§ What this task involves: Look through the material below. Copy each line that contains the string "controladores".

§ Provided records:
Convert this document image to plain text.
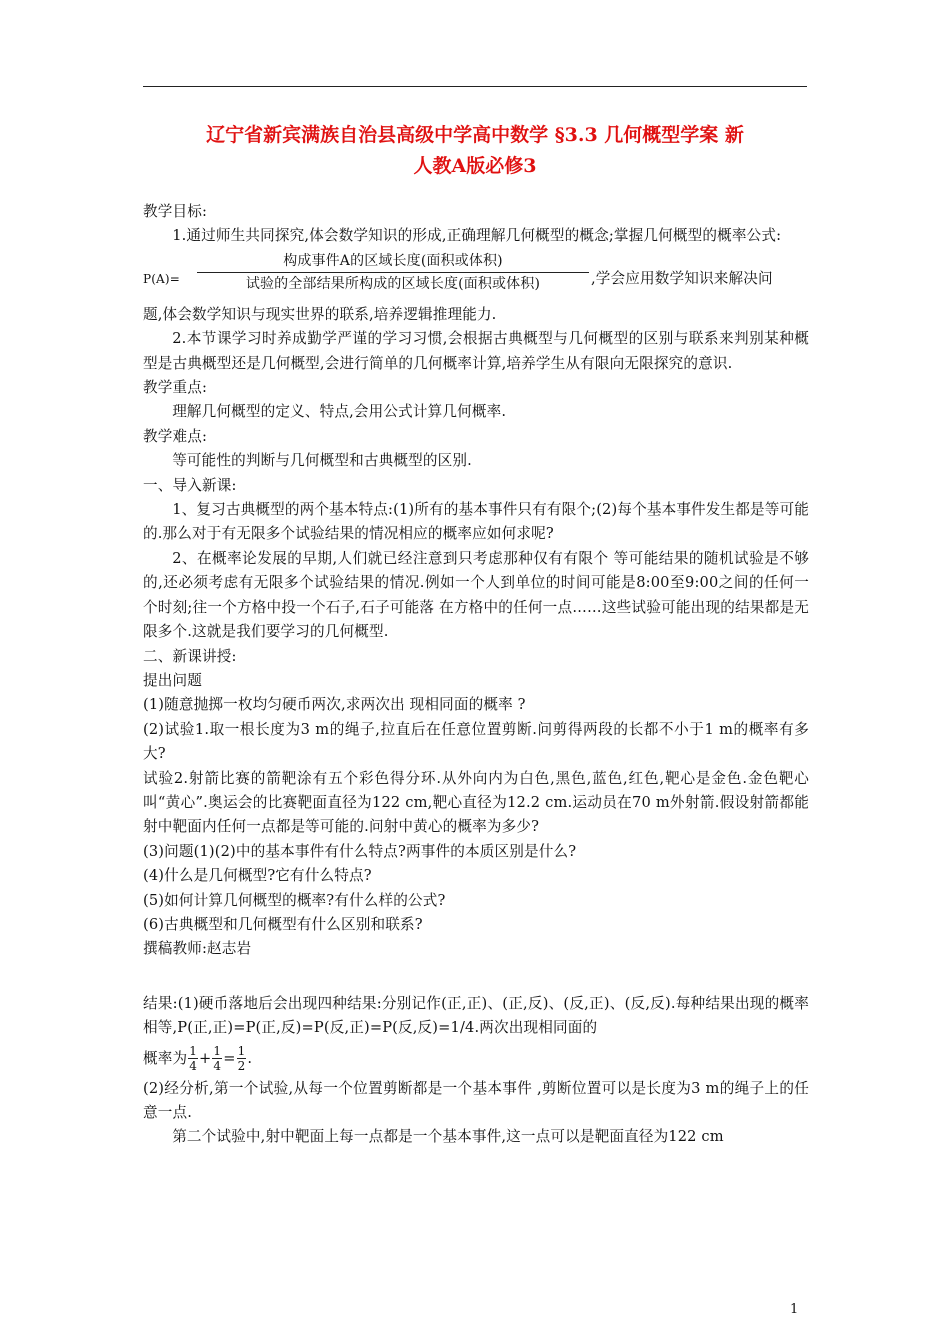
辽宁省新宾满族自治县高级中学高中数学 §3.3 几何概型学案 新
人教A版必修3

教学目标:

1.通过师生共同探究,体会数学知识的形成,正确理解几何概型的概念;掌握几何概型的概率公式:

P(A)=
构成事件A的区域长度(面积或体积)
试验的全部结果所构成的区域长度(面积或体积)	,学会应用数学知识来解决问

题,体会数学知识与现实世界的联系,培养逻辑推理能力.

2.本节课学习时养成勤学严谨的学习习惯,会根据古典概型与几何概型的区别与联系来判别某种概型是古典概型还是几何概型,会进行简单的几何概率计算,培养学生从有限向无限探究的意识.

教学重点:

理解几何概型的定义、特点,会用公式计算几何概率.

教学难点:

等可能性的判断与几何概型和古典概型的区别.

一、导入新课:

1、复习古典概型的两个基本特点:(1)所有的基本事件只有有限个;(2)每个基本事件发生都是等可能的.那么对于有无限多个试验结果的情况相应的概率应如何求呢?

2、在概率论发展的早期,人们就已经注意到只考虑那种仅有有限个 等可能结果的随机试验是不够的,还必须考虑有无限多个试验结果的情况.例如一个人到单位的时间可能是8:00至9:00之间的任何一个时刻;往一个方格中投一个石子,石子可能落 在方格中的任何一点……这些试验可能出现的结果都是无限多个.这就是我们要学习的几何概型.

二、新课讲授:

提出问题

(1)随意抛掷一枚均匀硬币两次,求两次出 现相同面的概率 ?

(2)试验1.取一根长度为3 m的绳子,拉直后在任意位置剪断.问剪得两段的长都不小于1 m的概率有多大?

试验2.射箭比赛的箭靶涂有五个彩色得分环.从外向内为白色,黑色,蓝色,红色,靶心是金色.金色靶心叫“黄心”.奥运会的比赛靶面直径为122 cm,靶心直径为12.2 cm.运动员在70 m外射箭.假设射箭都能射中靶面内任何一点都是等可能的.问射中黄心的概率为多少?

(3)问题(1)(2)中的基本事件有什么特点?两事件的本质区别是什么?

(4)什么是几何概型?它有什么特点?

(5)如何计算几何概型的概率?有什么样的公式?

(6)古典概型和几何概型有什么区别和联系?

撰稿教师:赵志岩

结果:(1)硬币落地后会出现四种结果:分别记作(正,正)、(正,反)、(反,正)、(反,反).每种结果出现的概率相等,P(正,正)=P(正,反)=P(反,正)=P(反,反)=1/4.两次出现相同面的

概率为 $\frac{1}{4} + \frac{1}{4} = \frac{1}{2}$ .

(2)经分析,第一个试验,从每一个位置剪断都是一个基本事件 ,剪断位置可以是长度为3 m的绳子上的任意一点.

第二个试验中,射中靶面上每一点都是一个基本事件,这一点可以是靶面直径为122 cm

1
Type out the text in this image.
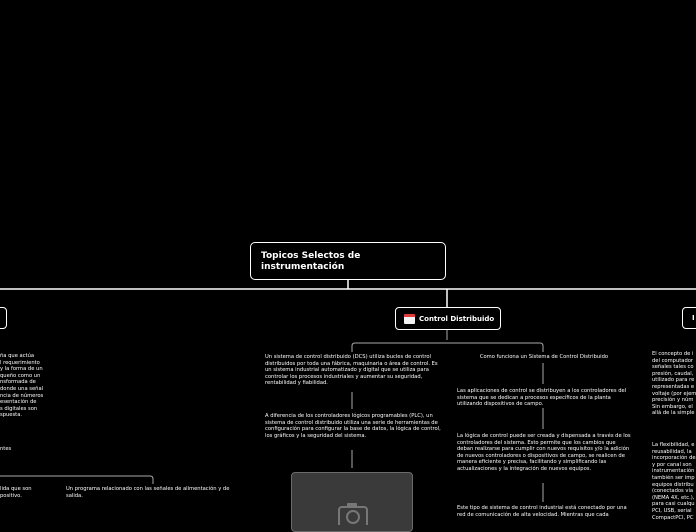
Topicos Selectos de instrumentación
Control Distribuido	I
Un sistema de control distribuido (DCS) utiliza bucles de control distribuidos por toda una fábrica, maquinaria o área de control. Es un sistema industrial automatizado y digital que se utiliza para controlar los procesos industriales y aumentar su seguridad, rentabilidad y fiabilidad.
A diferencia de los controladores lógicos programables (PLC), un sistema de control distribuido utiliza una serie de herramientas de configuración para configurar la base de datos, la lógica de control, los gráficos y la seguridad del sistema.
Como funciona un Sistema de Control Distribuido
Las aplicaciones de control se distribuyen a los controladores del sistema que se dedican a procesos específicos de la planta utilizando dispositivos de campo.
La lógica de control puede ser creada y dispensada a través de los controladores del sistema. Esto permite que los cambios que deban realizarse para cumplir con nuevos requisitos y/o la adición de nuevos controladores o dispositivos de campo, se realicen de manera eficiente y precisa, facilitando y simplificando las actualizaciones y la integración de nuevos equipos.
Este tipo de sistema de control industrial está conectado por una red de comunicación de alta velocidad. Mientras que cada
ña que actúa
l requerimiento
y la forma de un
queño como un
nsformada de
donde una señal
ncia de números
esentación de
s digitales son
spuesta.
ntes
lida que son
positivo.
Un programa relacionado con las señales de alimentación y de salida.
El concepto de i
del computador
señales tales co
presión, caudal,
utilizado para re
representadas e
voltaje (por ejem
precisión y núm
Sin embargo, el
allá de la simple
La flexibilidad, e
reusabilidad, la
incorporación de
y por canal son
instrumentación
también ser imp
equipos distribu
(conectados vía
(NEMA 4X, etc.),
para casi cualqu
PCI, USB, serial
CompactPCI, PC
--
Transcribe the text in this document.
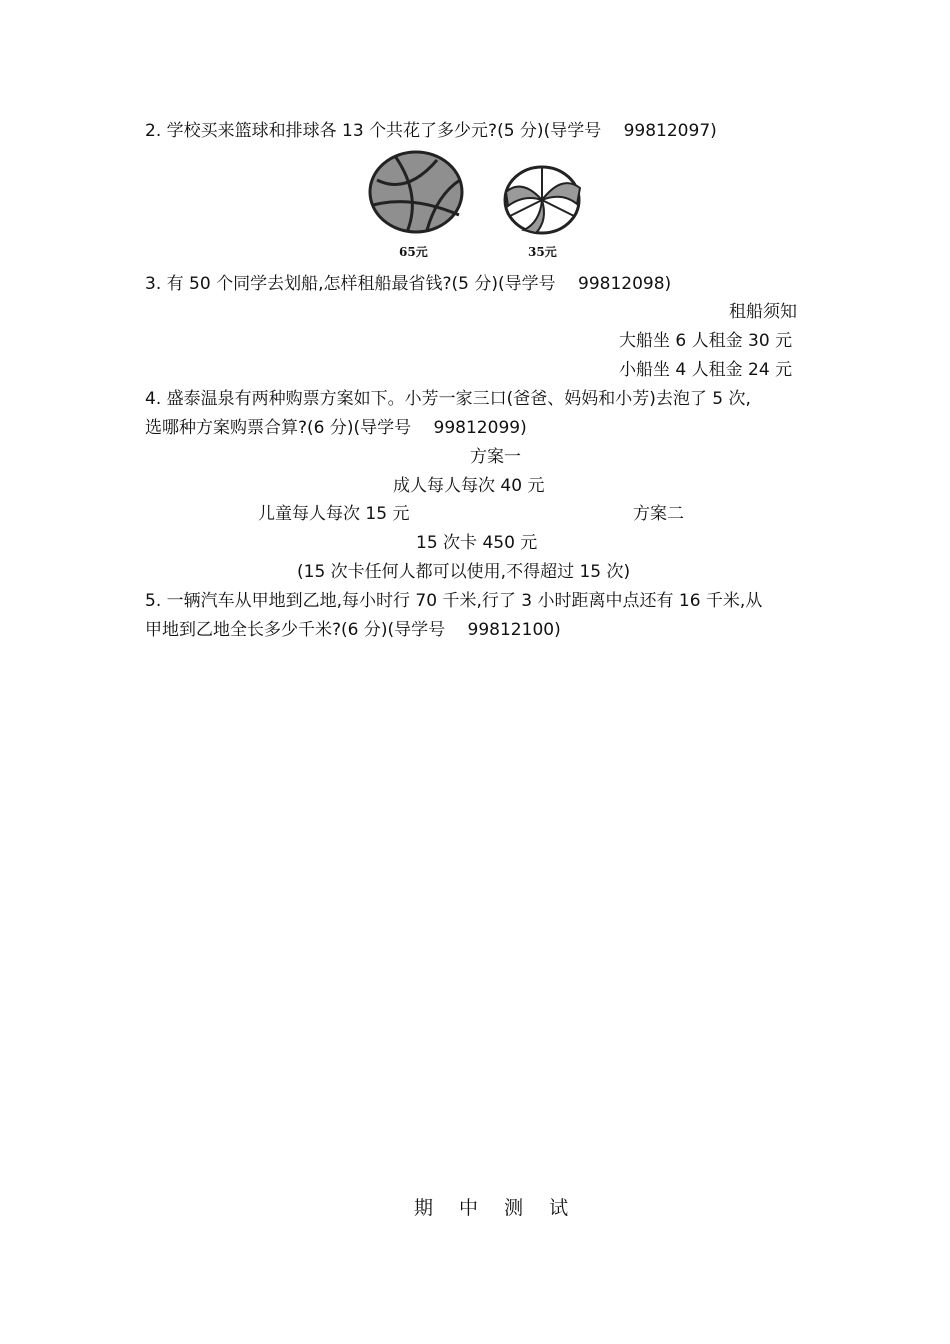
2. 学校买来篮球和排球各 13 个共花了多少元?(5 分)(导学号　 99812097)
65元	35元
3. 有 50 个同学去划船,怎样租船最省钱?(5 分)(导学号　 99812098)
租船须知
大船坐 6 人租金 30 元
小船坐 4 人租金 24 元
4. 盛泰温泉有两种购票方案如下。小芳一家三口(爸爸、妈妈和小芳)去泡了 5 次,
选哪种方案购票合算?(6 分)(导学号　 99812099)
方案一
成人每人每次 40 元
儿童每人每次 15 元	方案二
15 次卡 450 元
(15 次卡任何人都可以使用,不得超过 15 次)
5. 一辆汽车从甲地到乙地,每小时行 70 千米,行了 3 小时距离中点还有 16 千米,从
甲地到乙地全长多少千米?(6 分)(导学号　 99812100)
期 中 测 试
---
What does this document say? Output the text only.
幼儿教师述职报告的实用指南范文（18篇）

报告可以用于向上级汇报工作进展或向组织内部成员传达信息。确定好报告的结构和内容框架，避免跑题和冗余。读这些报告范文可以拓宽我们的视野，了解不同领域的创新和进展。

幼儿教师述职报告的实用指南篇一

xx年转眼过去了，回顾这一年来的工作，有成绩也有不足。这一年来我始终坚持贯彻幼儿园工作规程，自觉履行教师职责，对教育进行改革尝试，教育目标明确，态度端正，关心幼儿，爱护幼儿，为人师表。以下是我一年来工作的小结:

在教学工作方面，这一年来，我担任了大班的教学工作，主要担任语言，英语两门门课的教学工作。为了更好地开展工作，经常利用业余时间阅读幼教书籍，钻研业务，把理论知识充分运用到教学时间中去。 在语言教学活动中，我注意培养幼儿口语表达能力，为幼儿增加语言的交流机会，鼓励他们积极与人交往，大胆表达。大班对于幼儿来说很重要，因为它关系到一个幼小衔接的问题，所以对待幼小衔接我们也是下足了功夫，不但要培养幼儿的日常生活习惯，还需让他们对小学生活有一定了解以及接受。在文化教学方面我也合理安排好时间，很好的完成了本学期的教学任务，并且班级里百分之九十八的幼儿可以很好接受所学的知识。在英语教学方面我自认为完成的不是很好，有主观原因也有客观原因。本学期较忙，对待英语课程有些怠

§ Solution to this problem:
A diferencia de los controladores lógicos programables (PLC), un sistema de control distribuido utiliza una serie de herramientas de configuración para configurar la base de datos, la lógica de control, los gráficos y la seguridad del sistema.
Las aplicaciones de control se distribuyen a los controladores del sistema que se dedican a procesos específicos de la planta utilizando dispositivos de campo.
La lógica de control puede ser creada y dispensada a través de los controladores del sistema. Esto permite que los cambios que deban realizarse para cumplir con nuevos requisitos y/o la adición de nuevos controladores o dispositivos de campo, se realicen de manera eficiente y precisa, facilitando y simplificando las actualizaciones y la integración de nuevos equipos.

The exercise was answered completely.